-- Start DATASET ROWS --

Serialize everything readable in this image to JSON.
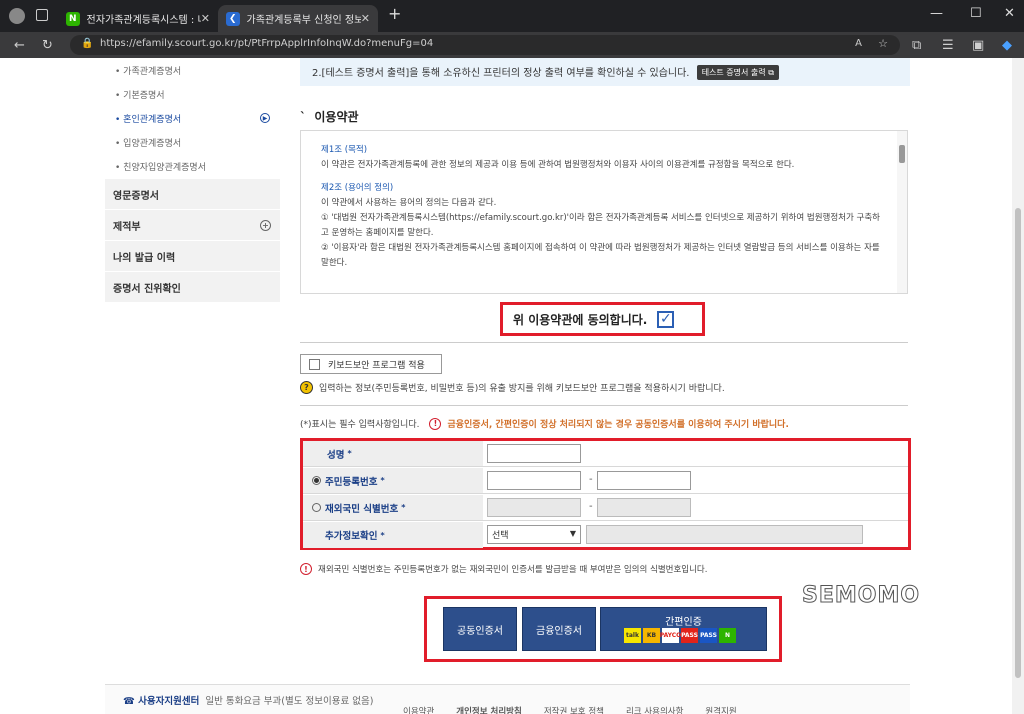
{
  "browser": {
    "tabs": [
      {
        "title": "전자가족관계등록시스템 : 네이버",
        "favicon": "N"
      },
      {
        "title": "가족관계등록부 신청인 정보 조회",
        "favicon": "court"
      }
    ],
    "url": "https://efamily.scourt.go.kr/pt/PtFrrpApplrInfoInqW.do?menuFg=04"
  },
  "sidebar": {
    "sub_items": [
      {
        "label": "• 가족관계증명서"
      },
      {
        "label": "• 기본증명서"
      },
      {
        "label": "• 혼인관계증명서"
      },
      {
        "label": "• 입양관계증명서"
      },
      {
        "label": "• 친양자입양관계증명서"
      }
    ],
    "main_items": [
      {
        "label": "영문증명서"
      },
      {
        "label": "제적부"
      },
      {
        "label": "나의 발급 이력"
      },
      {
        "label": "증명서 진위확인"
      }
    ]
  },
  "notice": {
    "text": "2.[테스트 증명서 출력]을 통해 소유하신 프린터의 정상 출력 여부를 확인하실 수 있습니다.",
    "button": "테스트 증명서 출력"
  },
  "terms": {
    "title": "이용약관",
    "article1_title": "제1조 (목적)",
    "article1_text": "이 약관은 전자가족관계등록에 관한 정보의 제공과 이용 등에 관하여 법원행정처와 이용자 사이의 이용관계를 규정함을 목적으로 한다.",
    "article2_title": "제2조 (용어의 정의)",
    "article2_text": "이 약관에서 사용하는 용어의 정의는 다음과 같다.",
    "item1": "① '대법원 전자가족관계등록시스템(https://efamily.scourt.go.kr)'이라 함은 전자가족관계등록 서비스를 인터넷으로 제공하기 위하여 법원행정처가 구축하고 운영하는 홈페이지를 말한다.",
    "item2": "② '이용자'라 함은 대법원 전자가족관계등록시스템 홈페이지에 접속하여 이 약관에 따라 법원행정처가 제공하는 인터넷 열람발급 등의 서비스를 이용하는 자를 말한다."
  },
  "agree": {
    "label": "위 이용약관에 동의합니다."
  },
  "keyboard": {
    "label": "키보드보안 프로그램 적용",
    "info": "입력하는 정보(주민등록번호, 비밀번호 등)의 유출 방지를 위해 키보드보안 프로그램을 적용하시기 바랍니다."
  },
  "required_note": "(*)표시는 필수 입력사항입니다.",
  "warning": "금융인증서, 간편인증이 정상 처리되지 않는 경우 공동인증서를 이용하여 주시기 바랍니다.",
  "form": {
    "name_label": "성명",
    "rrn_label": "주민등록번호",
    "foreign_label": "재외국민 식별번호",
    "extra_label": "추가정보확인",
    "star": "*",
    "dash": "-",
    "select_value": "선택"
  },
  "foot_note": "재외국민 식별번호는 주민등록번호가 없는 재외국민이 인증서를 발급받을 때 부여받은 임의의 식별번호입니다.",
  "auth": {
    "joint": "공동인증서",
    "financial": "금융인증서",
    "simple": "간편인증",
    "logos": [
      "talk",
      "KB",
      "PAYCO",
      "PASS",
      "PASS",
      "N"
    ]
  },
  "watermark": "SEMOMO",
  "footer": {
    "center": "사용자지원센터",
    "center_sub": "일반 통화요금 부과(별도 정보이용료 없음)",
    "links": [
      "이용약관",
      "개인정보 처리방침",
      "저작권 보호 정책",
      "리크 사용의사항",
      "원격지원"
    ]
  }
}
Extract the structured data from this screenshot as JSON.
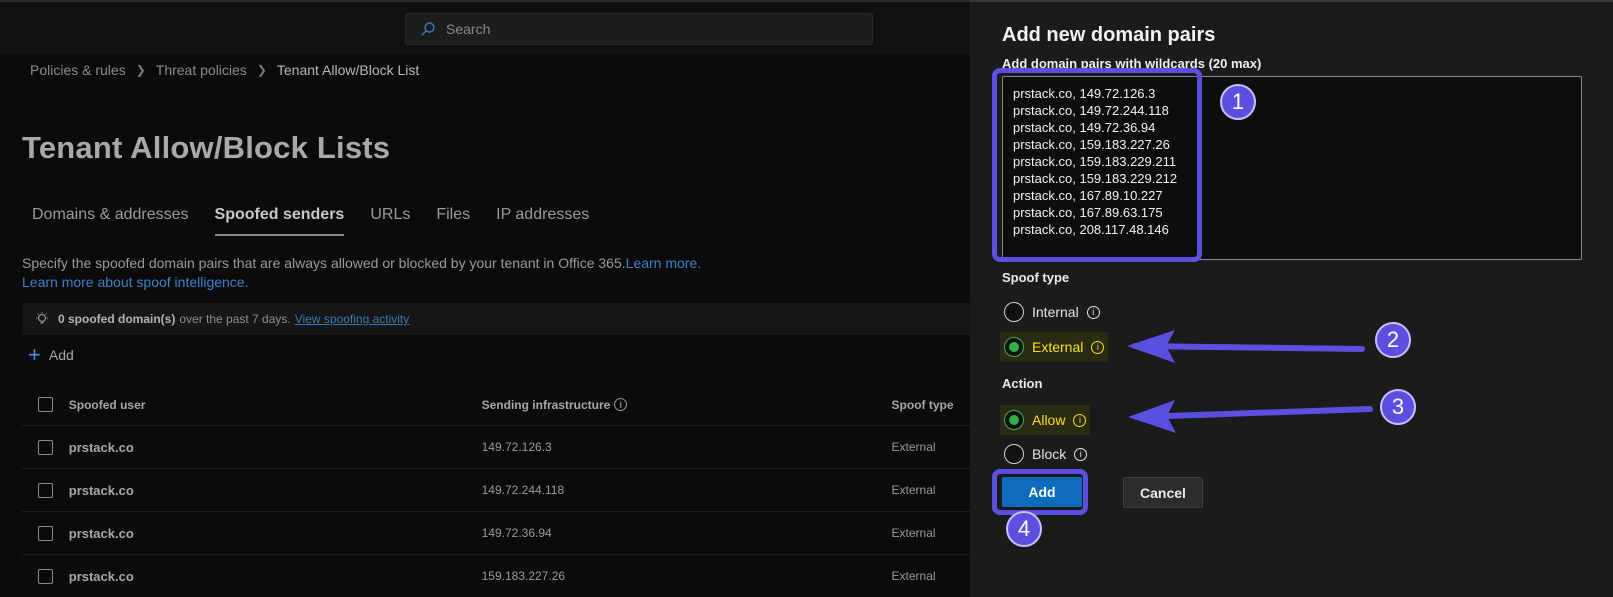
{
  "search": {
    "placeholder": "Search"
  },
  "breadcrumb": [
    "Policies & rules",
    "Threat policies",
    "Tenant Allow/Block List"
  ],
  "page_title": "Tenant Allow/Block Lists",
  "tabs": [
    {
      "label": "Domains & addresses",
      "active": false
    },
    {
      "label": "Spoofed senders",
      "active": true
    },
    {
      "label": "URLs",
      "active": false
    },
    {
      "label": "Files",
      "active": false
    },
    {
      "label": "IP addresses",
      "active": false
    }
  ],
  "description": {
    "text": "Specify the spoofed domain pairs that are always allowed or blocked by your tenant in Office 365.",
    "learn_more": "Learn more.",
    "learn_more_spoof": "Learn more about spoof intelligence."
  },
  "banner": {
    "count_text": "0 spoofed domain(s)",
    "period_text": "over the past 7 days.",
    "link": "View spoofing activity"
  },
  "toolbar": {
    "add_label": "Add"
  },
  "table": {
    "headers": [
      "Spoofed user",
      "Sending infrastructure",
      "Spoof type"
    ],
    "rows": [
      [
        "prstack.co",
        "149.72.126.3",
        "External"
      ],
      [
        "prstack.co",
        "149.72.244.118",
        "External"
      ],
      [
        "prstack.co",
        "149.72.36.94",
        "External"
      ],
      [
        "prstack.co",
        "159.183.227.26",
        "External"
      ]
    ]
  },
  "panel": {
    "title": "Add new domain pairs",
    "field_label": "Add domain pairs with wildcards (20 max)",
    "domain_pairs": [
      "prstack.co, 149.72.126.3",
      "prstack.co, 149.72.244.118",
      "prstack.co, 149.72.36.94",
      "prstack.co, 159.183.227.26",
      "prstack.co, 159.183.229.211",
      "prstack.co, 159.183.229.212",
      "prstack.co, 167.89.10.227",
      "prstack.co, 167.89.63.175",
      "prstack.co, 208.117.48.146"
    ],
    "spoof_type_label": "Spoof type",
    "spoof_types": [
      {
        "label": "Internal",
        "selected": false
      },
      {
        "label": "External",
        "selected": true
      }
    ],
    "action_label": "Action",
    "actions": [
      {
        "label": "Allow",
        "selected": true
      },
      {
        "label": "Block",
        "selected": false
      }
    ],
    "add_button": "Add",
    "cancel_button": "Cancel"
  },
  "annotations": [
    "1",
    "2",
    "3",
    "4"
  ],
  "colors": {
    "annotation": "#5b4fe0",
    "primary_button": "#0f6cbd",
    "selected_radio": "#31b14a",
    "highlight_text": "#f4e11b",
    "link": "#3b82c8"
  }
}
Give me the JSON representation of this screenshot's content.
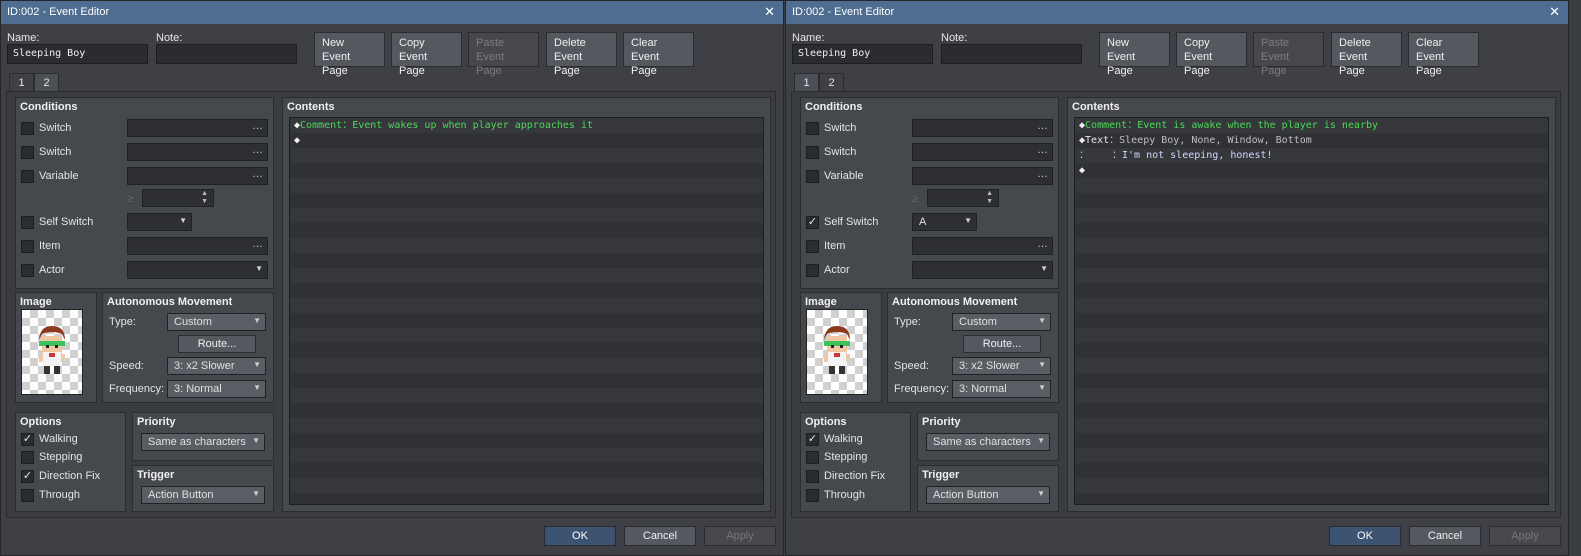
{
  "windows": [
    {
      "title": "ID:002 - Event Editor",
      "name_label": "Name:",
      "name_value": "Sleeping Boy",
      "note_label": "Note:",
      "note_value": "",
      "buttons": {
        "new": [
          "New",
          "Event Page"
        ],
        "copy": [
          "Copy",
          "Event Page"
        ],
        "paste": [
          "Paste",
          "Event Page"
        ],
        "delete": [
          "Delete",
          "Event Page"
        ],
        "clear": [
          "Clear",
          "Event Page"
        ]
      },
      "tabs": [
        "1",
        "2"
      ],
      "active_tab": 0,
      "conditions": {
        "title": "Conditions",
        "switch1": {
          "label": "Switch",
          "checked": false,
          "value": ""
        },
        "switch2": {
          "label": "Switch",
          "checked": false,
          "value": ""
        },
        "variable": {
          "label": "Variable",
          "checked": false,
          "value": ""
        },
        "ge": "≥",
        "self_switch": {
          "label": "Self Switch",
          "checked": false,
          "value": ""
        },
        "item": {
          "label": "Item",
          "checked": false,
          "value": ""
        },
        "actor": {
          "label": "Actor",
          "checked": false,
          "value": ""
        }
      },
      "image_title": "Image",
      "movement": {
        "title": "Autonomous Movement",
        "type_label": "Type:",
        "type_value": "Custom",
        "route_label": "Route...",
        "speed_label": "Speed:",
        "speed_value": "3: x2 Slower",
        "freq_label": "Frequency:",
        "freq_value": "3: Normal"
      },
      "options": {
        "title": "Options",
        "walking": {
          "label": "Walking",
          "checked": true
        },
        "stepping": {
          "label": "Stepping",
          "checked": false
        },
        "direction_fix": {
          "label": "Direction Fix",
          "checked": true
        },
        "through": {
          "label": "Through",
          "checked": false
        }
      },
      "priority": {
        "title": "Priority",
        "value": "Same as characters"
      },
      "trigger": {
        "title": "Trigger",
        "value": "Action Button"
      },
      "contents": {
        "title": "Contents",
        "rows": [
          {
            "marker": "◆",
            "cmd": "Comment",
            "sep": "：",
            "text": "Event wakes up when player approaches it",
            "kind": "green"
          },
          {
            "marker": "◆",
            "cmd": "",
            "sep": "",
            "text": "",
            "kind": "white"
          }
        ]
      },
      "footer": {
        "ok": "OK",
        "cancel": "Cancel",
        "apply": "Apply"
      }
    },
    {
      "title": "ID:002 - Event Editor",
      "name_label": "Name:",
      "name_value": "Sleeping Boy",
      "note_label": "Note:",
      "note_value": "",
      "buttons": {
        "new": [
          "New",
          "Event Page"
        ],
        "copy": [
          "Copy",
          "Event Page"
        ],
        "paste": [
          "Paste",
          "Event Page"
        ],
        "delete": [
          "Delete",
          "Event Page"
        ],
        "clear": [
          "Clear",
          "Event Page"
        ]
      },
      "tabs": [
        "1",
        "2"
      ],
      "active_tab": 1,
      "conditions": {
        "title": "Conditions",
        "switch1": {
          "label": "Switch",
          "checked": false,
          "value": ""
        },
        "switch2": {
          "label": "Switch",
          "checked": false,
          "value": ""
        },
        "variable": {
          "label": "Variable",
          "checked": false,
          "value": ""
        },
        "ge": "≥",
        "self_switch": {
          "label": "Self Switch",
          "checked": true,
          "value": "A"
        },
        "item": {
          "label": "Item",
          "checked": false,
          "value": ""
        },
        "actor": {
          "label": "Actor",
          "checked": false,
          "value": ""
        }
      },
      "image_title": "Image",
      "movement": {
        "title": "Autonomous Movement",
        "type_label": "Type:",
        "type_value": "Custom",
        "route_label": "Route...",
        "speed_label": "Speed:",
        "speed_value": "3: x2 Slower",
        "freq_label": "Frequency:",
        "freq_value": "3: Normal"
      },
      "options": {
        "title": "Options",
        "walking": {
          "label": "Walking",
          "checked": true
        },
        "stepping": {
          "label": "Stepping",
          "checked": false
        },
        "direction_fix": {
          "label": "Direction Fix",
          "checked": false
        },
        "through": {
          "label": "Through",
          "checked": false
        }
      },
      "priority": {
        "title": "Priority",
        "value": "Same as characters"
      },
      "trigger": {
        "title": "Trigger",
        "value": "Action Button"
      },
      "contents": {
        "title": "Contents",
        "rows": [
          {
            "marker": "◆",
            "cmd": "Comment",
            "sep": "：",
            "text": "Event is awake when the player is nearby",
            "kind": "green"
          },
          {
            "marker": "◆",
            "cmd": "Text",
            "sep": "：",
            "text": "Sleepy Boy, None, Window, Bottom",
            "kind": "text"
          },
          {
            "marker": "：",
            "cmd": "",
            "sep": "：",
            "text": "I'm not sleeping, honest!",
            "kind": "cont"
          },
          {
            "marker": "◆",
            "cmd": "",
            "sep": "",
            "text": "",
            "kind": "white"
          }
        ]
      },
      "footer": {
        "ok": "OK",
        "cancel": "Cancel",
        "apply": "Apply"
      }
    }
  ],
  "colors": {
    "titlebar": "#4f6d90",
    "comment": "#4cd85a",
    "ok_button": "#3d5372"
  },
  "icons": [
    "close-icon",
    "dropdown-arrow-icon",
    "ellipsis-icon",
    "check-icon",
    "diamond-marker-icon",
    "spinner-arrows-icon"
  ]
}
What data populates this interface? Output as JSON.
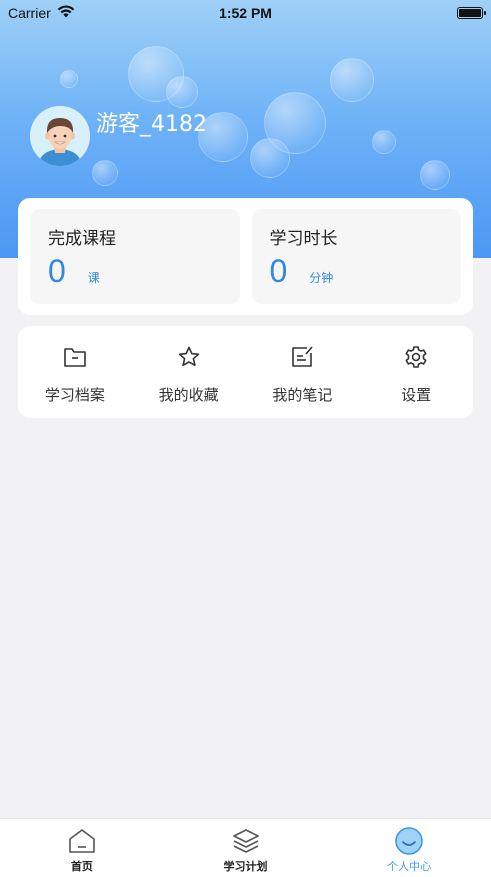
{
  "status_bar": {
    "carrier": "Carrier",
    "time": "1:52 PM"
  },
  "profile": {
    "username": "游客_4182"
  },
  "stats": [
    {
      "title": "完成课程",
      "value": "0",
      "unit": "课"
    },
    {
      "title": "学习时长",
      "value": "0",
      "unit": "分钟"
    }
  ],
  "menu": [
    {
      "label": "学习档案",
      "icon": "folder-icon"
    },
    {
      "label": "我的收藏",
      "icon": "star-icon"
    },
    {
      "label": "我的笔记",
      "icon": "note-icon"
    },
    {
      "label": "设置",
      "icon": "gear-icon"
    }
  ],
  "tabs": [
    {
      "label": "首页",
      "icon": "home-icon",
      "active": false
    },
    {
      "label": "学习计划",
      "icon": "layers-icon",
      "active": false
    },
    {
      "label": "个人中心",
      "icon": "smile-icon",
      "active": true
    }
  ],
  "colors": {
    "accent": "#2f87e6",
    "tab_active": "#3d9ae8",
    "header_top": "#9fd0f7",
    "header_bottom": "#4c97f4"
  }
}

-- End DATASET ROWS --

**GOAL**
Collect the complete line wherever the string "efamily" appears in the records.

**RESULT OF THIS EXERCISE**
    "url": "https://efamily.scourt.go.kr/pt/PtFrrpApplrInfoInqW.do?menuFg=04"
    "item1": "① '대법원 전자가족관계등록시스템(https://efamily.scourt.go.kr)'이라 함은 전자가족관계등록 서비스를 인터넷으로 제공하기 위하여 법원행정처가 구축하고 운영하는 홈페이지를 말한다.",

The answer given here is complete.